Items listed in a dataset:
* * * * * * *
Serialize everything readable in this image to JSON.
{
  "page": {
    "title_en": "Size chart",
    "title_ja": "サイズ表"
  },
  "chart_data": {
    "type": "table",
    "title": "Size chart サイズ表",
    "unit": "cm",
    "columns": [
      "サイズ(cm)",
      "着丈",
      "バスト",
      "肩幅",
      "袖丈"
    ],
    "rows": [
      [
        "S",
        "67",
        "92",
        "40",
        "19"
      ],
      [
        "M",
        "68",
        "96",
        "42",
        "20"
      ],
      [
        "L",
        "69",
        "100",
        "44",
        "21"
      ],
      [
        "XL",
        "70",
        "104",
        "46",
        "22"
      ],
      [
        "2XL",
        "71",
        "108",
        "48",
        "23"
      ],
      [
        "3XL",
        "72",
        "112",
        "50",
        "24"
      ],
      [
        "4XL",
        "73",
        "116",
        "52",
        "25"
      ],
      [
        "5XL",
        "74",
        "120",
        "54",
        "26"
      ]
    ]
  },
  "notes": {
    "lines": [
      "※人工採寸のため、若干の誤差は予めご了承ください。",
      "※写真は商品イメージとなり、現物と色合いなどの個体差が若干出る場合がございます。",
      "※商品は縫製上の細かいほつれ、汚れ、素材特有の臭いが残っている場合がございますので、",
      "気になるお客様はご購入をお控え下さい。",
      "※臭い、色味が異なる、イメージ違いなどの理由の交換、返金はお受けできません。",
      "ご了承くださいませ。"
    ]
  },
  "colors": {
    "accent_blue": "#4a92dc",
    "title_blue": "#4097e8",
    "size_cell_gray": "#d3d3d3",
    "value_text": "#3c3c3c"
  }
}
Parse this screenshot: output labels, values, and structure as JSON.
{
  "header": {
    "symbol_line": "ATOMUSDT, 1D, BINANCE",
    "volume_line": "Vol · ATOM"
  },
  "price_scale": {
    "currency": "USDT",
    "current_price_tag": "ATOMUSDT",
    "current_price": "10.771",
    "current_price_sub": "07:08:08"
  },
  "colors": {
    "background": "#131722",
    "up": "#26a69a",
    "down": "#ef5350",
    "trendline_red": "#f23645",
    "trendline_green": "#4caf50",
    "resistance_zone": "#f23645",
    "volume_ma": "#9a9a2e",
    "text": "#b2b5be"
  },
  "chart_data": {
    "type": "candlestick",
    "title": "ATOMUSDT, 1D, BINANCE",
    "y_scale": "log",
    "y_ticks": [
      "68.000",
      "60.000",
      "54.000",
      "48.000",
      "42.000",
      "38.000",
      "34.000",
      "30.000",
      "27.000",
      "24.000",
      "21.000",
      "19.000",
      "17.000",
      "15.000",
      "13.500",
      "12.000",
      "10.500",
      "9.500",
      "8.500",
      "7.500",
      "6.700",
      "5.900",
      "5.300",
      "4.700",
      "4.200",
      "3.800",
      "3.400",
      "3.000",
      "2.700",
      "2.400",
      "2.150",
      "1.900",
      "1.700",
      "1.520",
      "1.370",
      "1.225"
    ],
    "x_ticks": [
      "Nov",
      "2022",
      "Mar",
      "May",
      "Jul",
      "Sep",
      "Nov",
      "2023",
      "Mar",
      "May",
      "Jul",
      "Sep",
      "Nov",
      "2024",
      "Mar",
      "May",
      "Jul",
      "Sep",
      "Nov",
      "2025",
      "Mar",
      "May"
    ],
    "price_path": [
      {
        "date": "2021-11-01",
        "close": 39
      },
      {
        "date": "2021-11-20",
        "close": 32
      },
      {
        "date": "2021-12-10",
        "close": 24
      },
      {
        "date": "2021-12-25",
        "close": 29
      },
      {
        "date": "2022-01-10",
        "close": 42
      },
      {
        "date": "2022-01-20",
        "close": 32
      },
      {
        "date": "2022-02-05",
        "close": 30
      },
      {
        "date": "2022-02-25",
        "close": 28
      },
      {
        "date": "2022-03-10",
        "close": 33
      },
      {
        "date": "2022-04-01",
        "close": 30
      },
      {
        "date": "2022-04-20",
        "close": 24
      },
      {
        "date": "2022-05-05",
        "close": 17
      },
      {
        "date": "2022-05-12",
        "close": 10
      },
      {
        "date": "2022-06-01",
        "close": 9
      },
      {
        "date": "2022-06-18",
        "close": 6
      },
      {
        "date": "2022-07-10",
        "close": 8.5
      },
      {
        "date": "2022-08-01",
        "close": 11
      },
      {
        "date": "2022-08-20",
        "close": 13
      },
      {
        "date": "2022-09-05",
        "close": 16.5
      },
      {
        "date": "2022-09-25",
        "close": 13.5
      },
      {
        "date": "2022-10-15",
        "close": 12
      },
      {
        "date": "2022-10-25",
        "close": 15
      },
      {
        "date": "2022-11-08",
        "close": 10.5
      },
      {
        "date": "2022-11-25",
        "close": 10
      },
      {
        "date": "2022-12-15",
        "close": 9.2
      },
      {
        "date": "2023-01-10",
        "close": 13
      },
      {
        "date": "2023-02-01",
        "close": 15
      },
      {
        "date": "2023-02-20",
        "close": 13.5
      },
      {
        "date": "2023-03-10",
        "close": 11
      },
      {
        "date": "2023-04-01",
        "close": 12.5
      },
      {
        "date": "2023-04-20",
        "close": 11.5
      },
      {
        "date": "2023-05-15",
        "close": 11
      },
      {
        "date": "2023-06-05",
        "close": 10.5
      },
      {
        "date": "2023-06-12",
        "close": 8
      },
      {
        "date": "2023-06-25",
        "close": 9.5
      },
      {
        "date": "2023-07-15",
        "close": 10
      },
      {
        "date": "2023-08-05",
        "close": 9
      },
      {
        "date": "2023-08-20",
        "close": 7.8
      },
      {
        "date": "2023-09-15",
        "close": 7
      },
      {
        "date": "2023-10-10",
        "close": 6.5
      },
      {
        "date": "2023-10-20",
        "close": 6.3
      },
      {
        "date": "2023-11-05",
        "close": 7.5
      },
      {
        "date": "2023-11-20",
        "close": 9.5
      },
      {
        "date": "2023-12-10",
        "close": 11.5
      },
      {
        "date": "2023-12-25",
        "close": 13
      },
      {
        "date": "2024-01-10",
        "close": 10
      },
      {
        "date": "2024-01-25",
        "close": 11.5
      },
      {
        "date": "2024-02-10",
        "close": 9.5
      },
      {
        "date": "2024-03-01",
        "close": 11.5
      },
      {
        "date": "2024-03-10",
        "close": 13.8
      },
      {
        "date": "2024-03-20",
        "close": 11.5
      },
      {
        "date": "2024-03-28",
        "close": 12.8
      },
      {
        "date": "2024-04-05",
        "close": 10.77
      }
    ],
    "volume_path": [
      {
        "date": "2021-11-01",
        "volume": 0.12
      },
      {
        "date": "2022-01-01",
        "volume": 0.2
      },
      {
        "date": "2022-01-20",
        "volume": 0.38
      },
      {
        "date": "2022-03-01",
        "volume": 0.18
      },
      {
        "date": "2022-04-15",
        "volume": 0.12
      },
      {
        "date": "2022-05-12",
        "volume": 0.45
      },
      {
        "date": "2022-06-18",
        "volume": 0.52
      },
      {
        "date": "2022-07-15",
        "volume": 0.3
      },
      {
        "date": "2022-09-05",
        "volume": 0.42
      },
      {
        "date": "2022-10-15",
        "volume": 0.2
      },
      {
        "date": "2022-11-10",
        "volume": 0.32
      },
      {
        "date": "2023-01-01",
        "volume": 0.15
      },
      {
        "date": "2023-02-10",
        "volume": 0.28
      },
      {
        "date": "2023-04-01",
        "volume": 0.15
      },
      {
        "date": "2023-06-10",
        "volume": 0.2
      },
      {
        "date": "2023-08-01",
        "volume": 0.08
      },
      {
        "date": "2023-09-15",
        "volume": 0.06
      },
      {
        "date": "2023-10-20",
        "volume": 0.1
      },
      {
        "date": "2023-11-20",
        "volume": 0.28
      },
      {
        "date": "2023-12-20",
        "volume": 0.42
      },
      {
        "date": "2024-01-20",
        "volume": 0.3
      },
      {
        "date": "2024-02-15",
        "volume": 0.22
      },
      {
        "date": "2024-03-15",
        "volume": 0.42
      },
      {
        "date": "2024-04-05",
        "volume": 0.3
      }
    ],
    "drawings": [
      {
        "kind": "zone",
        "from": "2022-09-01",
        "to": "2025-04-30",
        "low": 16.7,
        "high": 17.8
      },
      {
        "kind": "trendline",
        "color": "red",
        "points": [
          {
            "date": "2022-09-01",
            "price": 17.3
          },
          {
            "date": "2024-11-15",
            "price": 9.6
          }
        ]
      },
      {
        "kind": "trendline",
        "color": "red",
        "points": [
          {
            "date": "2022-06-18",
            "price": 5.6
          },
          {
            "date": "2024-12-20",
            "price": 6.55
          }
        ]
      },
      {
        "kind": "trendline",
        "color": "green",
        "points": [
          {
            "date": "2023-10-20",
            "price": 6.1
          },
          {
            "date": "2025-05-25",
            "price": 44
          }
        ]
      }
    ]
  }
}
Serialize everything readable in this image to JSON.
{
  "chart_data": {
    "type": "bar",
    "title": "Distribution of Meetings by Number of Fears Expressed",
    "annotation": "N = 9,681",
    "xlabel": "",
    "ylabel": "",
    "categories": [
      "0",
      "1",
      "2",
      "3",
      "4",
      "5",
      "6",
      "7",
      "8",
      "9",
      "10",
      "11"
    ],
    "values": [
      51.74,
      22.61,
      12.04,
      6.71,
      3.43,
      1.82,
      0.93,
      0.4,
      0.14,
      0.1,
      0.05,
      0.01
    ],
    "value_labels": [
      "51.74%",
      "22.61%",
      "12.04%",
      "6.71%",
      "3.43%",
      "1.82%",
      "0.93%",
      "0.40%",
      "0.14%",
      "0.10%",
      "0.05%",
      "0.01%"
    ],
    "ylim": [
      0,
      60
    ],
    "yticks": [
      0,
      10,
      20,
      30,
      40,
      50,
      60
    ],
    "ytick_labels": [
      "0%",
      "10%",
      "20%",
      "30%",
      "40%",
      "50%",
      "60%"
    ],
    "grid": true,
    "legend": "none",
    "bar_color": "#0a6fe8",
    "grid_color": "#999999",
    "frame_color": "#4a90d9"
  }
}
* * * * * * *
# INSTRUCTIONS TO FOLLOW
Using the listing above, list every line in which the string "values" occurs.

# SOLUTION FOR THIS TASK
Parse this screenshot: output labels, values, and structure as JSON.
    "values": [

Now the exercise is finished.